Please write out every line of the entries below without changing anything, but leave the pictures out of your answer.

Stored rows:
━━━━━━━━━━━━━━━━━━━━
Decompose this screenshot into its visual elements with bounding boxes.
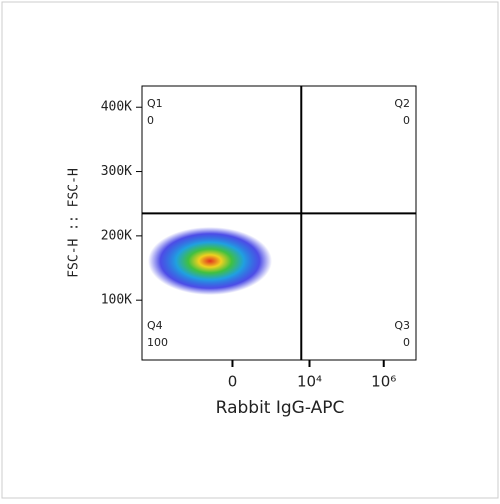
quadrant-value: 0 (403, 336, 410, 349)
quadrant-name: Q2 (394, 97, 410, 110)
quadrant-value: 0 (147, 114, 154, 127)
x-tick-label: 0 (228, 373, 238, 391)
y-axis-label: FSC-H :: FSC-H (67, 168, 82, 278)
x-tick-label: 10⁴ (297, 373, 322, 391)
y-tick-label: 300K (101, 164, 132, 179)
quadrant-name: Q1 (147, 97, 163, 110)
plot-frame (141, 85, 417, 361)
quadrant-value: 100 (147, 336, 168, 349)
x-tick-label: 10⁶ (371, 373, 396, 391)
y-tick-label: 100K (101, 293, 132, 308)
quadrant-name: Q3 (394, 319, 410, 332)
y-tick-label: 200K (101, 228, 132, 243)
x-axis-label: Rabbit IgG-APC (216, 398, 345, 418)
y-tick-label: 400K (101, 100, 132, 115)
quadrant-value: 0 (403, 114, 410, 127)
quadrant-name: Q4 (147, 319, 163, 332)
population-cloud (148, 227, 272, 295)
━━━━━━━━━━━━━━━━━━━━
Solved exercise:
Decompose this screenshot into its visual elements with bounding boxes.
quadrant-value: 0 (403, 336, 410, 349)
quadrant-name: Q2 (394, 97, 410, 110)
quadrant-value: 0 (147, 114, 154, 127)
x-tick-label: 0 (228, 373, 238, 391)
y-axis-label: FSC-H :: FSC-H (67, 168, 82, 278)
x-tick-label: 10⁴ (297, 373, 322, 391)
y-tick-label: 300K (101, 164, 132, 179)
quadrant-name: Q1 (147, 97, 163, 110)
plot-frame (141, 85, 417, 361)
quadrant-value: 100 (147, 336, 168, 349)
x-tick-label: 10⁶ (371, 373, 396, 391)
y-tick-label: 100K (101, 293, 132, 308)
quadrant-name: Q3 (394, 319, 410, 332)
y-tick-label: 200K (101, 228, 132, 243)
x-axis-label: Rabbit IgG-APC (216, 398, 345, 418)
y-tick-label: 400K (101, 100, 132, 115)
quadrant-value: 0 (403, 114, 410, 127)
quadrant-name: Q4 (147, 319, 163, 332)
population-cloud (148, 227, 272, 295)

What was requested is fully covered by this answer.